• Your objective
Repeat the records below exactly, leaving out any pictures.

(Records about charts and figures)
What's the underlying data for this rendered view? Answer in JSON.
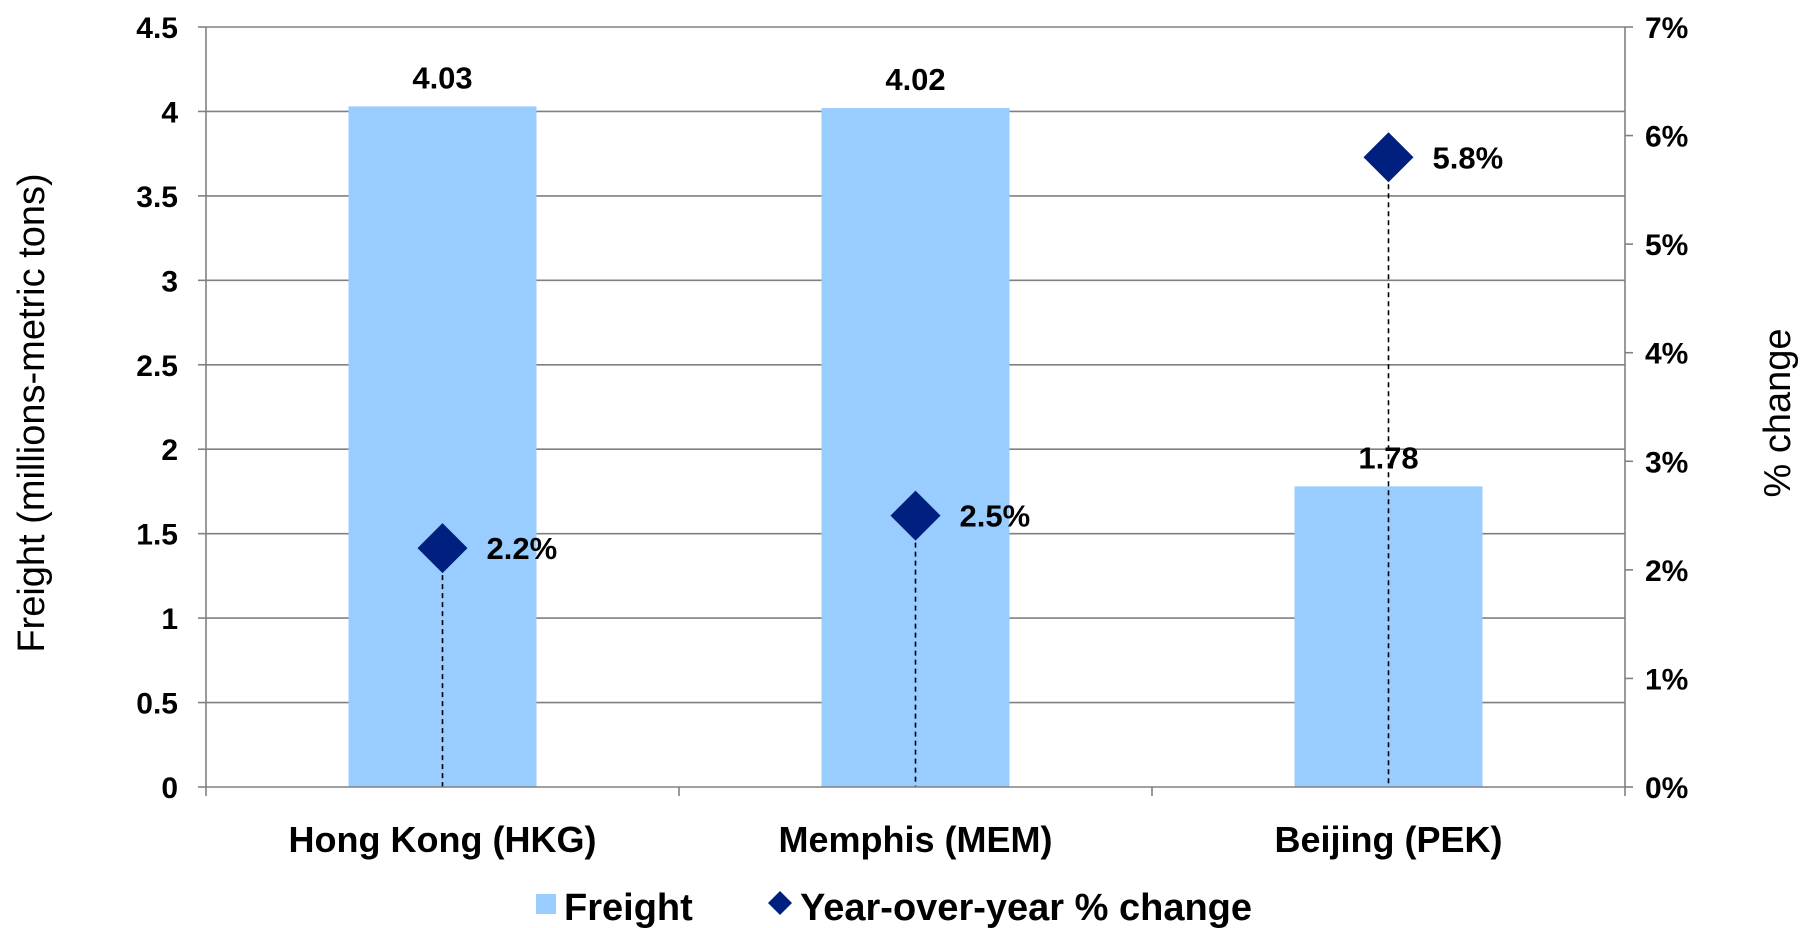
{
  "chart_data": {
    "type": "bar",
    "categories": [
      "Hong Kong (HKG)",
      "Memphis (MEM)",
      "Beijing (PEK)"
    ],
    "series": [
      {
        "name": "Freight",
        "type": "bar",
        "axis": "left",
        "values": [
          4.03,
          4.02,
          1.78
        ],
        "labels": [
          "4.03",
          "4.02",
          "1.78"
        ]
      },
      {
        "name": "Year-over-year % change",
        "type": "scatter",
        "marker": "diamond",
        "axis": "right",
        "values": [
          2.2,
          2.5,
          5.8
        ],
        "labels": [
          "2.2%",
          "2.5%",
          "5.8%"
        ]
      }
    ],
    "ylabel": "Freight (millions-metric tons)",
    "y2label": "% change",
    "ylim": [
      0,
      4.5
    ],
    "y2lim": [
      0,
      7
    ],
    "yticks": [
      "0",
      "0.5",
      "1",
      "1.5",
      "2",
      "2.5",
      "3",
      "3.5",
      "4",
      "4.5"
    ],
    "y2ticks": [
      "0%",
      "1%",
      "2%",
      "3%",
      "4%",
      "5%",
      "6%",
      "7%"
    ],
    "grid": true,
    "legend": "bottom",
    "colors": {
      "bar": "#99CCFF",
      "marker": "#002080",
      "grid": "#808080",
      "axis": "#808080",
      "dropline": "#000000"
    }
  }
}
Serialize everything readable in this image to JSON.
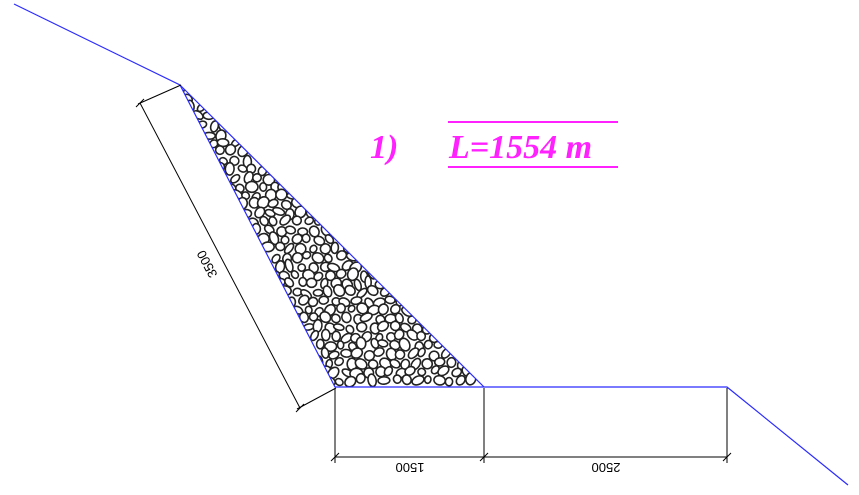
{
  "section": {
    "number_label": "1)",
    "length_label": "L=1554 m"
  },
  "dimensions": {
    "slope_length": "3500",
    "base_left": "1500",
    "base_right": "2500"
  },
  "colors": {
    "ground_line": "#2b2bff",
    "annotation": "#ff22ff",
    "dimension": "#000000",
    "stone_outline": "#222222"
  }
}
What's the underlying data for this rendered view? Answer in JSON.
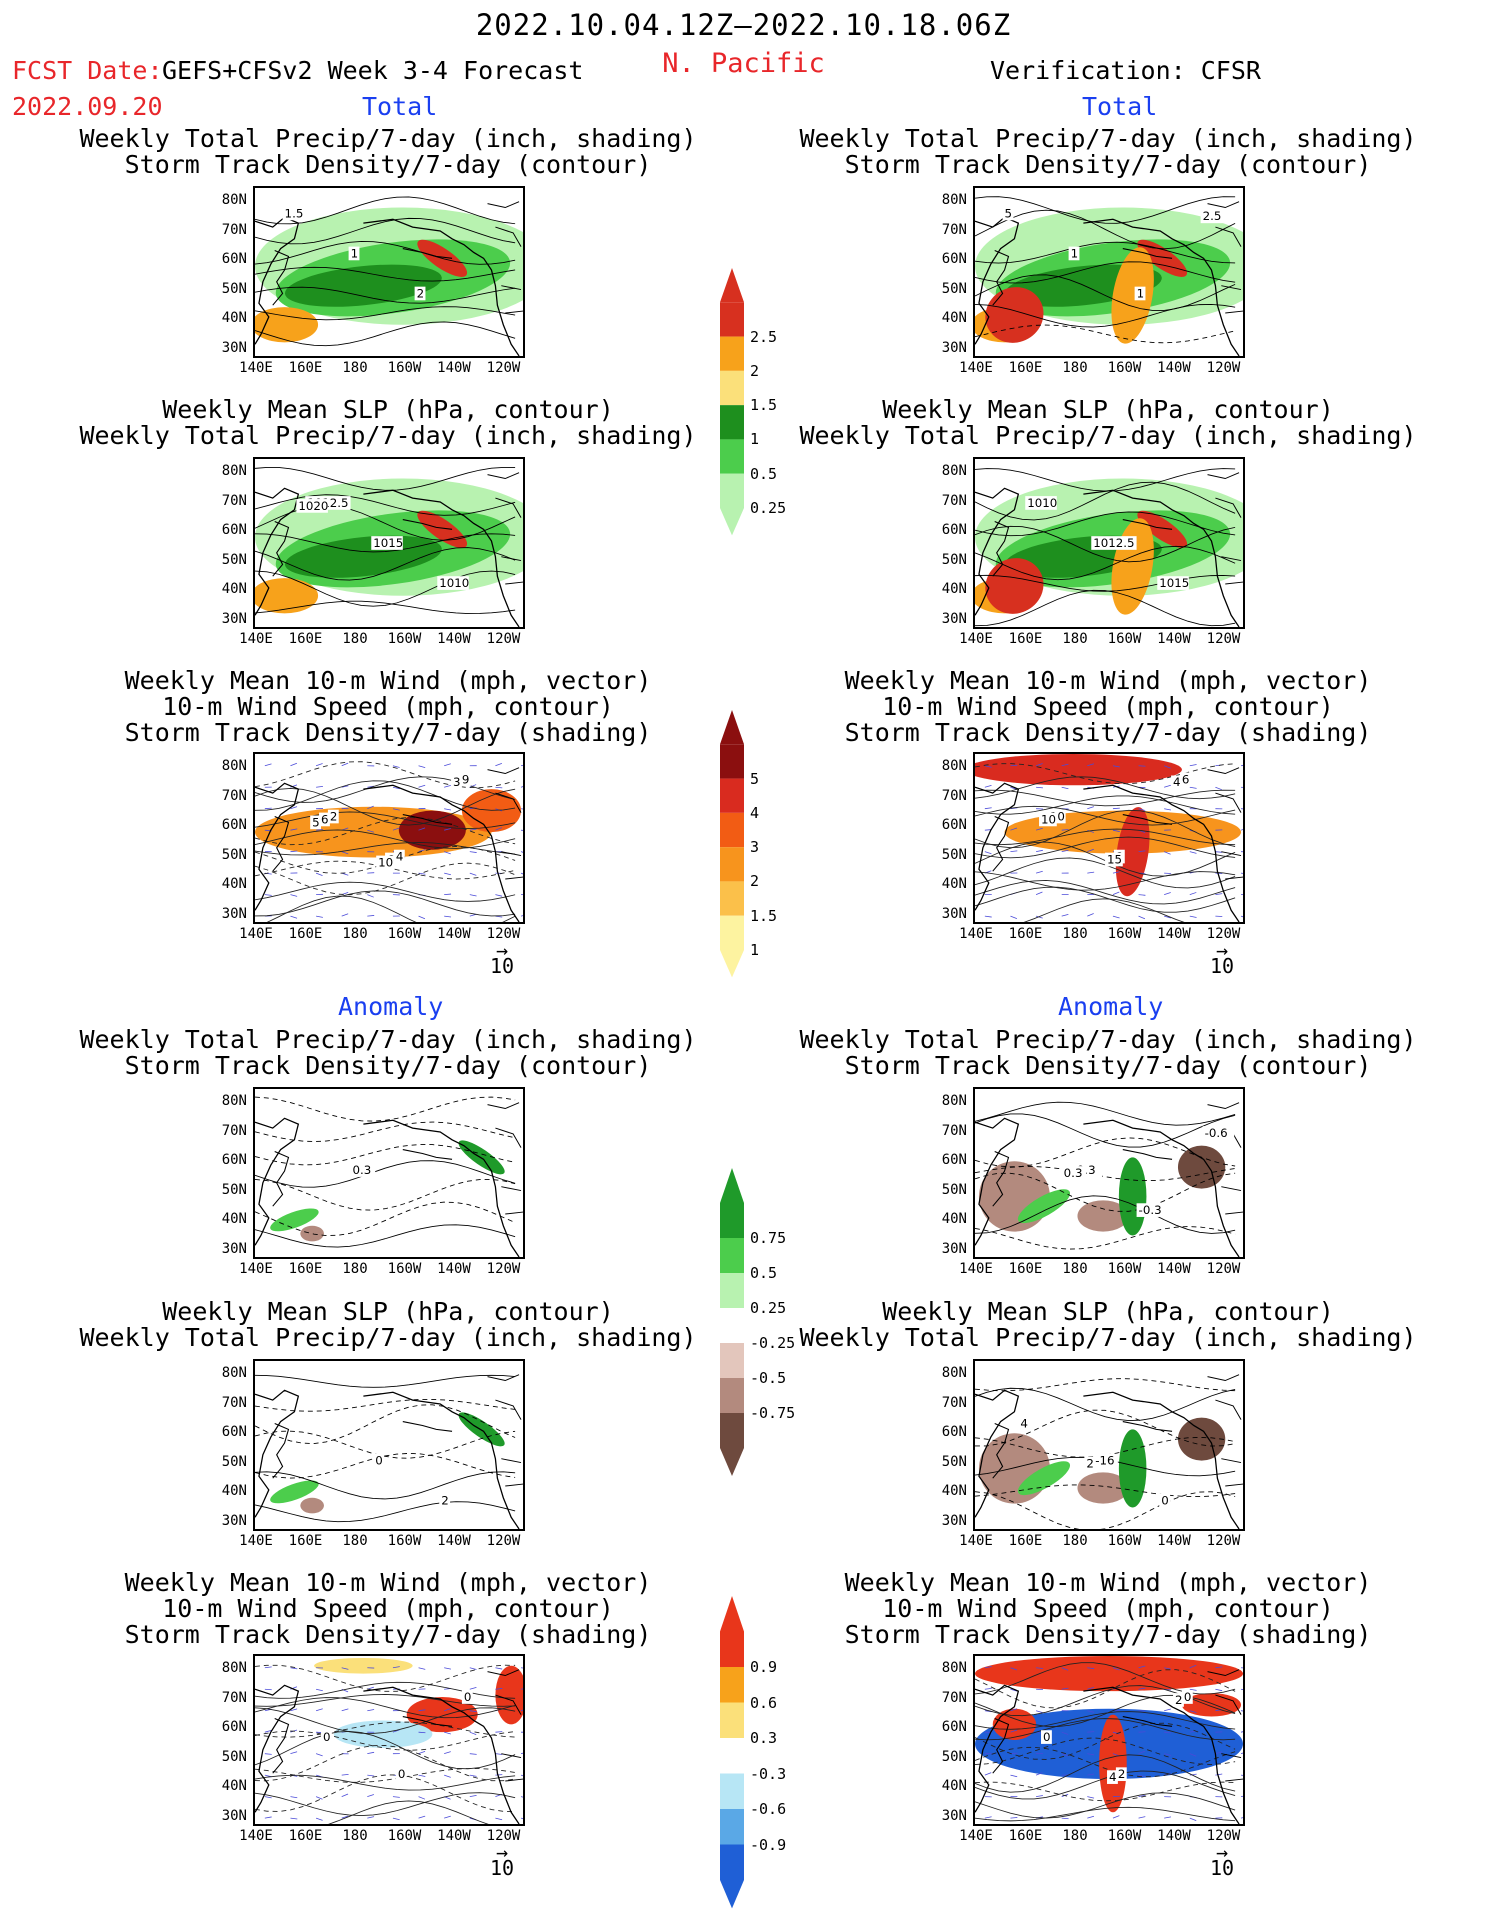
{
  "header": {
    "title": "2022.10.04.12Z—2022.10.18.06Z",
    "region": "N. Pacific",
    "fcst_label": "FCST Date:",
    "fcst_model": "GEFS+CFSv2 Week 3-4 Forecast",
    "fcst_date": "2022.09.20",
    "verification": "Verification: CFSR"
  },
  "sections": {
    "total": "Total",
    "anomaly": "Anomaly"
  },
  "axes": {
    "lat": [
      "80N",
      "70N",
      "60N",
      "50N",
      "40N",
      "30N"
    ],
    "lon": [
      "140E",
      "160E",
      "180",
      "160W",
      "140W",
      "120W"
    ]
  },
  "panel_titles": {
    "precip_storm": [
      "Weekly Total Precip/7-day (inch, shading)",
      "Storm Track Density/7-day (contour)"
    ],
    "slp_precip": [
      "Weekly Mean SLP (hPa, contour)",
      "Weekly Total Precip/7-day (inch, shading)"
    ],
    "wind": [
      "Weekly Mean 10-m Wind (mph, vector)",
      "10-m Wind Speed (mph, contour)",
      "Storm Track Density/7-day (shading)"
    ]
  },
  "vector_ref": "10",
  "colorbars": {
    "precip_total": {
      "labels": [
        "2.5",
        "2",
        "1.5",
        "1",
        "0.5",
        "0.25"
      ],
      "colors": [
        "#d7301f",
        "#f7a21b",
        "#fbe07a",
        "#1e8f1e",
        "#4ccd4c",
        "#b8f2b0"
      ]
    },
    "storm_total": {
      "labels": [
        "5",
        "4",
        "3",
        "2",
        "1.5",
        "1"
      ],
      "colors": [
        "#8b0f0f",
        "#d92b1f",
        "#f25c14",
        "#f7941d",
        "#fbc04a",
        "#fdf3a0"
      ]
    },
    "precip_anom": {
      "labels": [
        "0.75",
        "0.5",
        "0.25",
        "-0.25",
        "-0.5",
        "-0.75"
      ],
      "colors": [
        "#1f9a2a",
        "#4ccd4c",
        "#b8f2b0",
        "#ffffff",
        "#e3c6bc",
        "#b38a7e",
        "#6e4a3e"
      ]
    },
    "storm_anom": {
      "labels": [
        "0.9",
        "0.6",
        "0.3",
        "-0.3",
        "-0.6",
        "-0.9"
      ],
      "colors": [
        "#e8361b",
        "#f7a21b",
        "#fbe07a",
        "#ffffff",
        "#b7e6f5",
        "#5aa8e6",
        "#1f5fd6"
      ]
    }
  },
  "contour_labels": {
    "p1_left": [
      "1.5",
      "1",
      "2"
    ],
    "p1_right": [
      "5",
      "1",
      "1",
      "2.5"
    ],
    "p2_left": [
      "1012.5",
      "1015",
      "1010",
      "1020"
    ],
    "p2_right": [
      "1010",
      "1012.5",
      "1015"
    ],
    "p3_left": [
      "2",
      "4",
      "9",
      "6",
      "6",
      "3",
      "5",
      "10"
    ],
    "p3_right": [
      "10",
      "9",
      "6",
      "10",
      "15",
      "4"
    ],
    "p4_left": [
      "0.3"
    ],
    "p4_right": [
      "-0.3",
      "-0.3",
      "-0.6",
      "0.3"
    ],
    "p5_left": [
      "0",
      "2"
    ],
    "p5_right": [
      "-16",
      "0",
      "4",
      "2"
    ],
    "p6_left": [
      "0",
      "0",
      "0"
    ],
    "p6_right": [
      "2",
      "0",
      "0",
      "4",
      "2"
    ]
  }
}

• Exercise solution
What's the underlying data for this rendered view? Answer in JSON.
{
  "chart_data": {
    "type": "bar",
    "categories": [
      "Hong Kong (HKG)",
      "Memphis (MEM)",
      "Beijing (PEK)"
    ],
    "series": [
      {
        "name": "Freight",
        "type": "bar",
        "axis": "left",
        "values": [
          4.03,
          4.02,
          1.78
        ],
        "labels": [
          "4.03",
          "4.02",
          "1.78"
        ]
      },
      {
        "name": "Year-over-year % change",
        "type": "scatter",
        "marker": "diamond",
        "axis": "right",
        "values": [
          2.2,
          2.5,
          5.8
        ],
        "labels": [
          "2.2%",
          "2.5%",
          "5.8%"
        ]
      }
    ],
    "ylabel": "Freight (millions-metric tons)",
    "y2label": "% change",
    "ylim": [
      0,
      4.5
    ],
    "y2lim": [
      0,
      7
    ],
    "yticks": [
      "0",
      "0.5",
      "1",
      "1.5",
      "2",
      "2.5",
      "3",
      "3.5",
      "4",
      "4.5"
    ],
    "y2ticks": [
      "0%",
      "1%",
      "2%",
      "3%",
      "4%",
      "5%",
      "6%",
      "7%"
    ],
    "grid": true,
    "legend": "bottom",
    "colors": {
      "bar": "#99CCFF",
      "marker": "#002080",
      "grid": "#808080",
      "axis": "#808080",
      "dropline": "#000000"
    }
  }
}
Serialize everything readable in this image to JSON.
{
  "section": {
    "number_label": "1)",
    "length_label": "L=1554 m"
  },
  "dimensions": {
    "slope_length": "3500",
    "base_left": "1500",
    "base_right": "2500"
  },
  "colors": {
    "ground_line": "#2b2bff",
    "annotation": "#ff22ff",
    "dimension": "#000000",
    "stone_outline": "#222222"
  }
}
What's the underlying data for this rendered view? Answer in JSON.
{
  "header": {
    "title": "2022.10.04.12Z—2022.10.18.06Z",
    "region": "N. Pacific",
    "fcst_label": "FCST Date:",
    "fcst_model": "GEFS+CFSv2 Week 3-4 Forecast",
    "fcst_date": "2022.09.20",
    "verification": "Verification: CFSR"
  },
  "sections": {
    "total": "Total",
    "anomaly": "Anomaly"
  },
  "axes": {
    "lat": [
      "80N",
      "70N",
      "60N",
      "50N",
      "40N",
      "30N"
    ],
    "lon": [
      "140E",
      "160E",
      "180",
      "160W",
      "140W",
      "120W"
    ]
  },
  "panel_titles": {
    "precip_storm": [
      "Weekly Total Precip/7-day (inch, shading)",
      "Storm Track Density/7-day (contour)"
    ],
    "slp_precip": [
      "Weekly Mean SLP (hPa, contour)",
      "Weekly Total Precip/7-day (inch, shading)"
    ],
    "wind": [
      "Weekly Mean 10-m Wind (mph, vector)",
      "10-m Wind Speed (mph, contour)",
      "Storm Track Density/7-day (shading)"
    ]
  },
  "vector_ref": "10",
  "colorbars": {
    "precip_total": {
      "labels": [
        "2.5",
        "2",
        "1.5",
        "1",
        "0.5",
        "0.25"
      ],
      "colors": [
        "#d7301f",
        "#f7a21b",
        "#fbe07a",
        "#1e8f1e",
        "#4ccd4c",
        "#b8f2b0"
      ]
    },
    "storm_total": {
      "labels": [
        "5",
        "4",
        "3",
        "2",
        "1.5",
        "1"
      ],
      "colors": [
        "#8b0f0f",
        "#d92b1f",
        "#f25c14",
        "#f7941d",
        "#fbc04a",
        "#fdf3a0"
      ]
    },
    "precip_anom": {
      "labels": [
        "0.75",
        "0.5",
        "0.25",
        "-0.25",
        "-0.5",
        "-0.75"
      ],
      "colors": [
        "#1f9a2a",
        "#4ccd4c",
        "#b8f2b0",
        "#ffffff",
        "#e3c6bc",
        "#b38a7e",
        "#6e4a3e"
      ]
    },
    "storm_anom": {
      "labels": [
        "0.9",
        "0.6",
        "0.3",
        "-0.3",
        "-0.6",
        "-0.9"
      ],
      "colors": [
        "#e8361b",
        "#f7a21b",
        "#fbe07a",
        "#ffffff",
        "#b7e6f5",
        "#5aa8e6",
        "#1f5fd6"
      ]
    }
  },
  "contour_labels": {
    "p1_left": [
      "1.5",
      "1",
      "2"
    ],
    "p1_right": [
      "5",
      "1",
      "1",
      "2.5"
    ],
    "p2_left": [
      "1012.5",
      "1015",
      "1010",
      "1020"
    ],
    "p2_right": [
      "1010",
      "1012.5",
      "1015"
    ],
    "p3_left": [
      "2",
      "4",
      "9",
      "6",
      "6",
      "3",
      "5",
      "10"
    ],
    "p3_right": [
      "10",
      "9",
      "6",
      "10",
      "15",
      "4"
    ],
    "p4_left": [
      "0.3"
    ],
    "p4_right": [
      "-0.3",
      "-0.3",
      "-0.6",
      "0.3"
    ],
    "p5_left": [
      "0",
      "2"
    ],
    "p5_right": [
      "-16",
      "0",
      "4",
      "2"
    ],
    "p6_left": [
      "0",
      "0",
      "0"
    ],
    "p6_right": [
      "2",
      "0",
      "0",
      "4",
      "2"
    ]
  }
}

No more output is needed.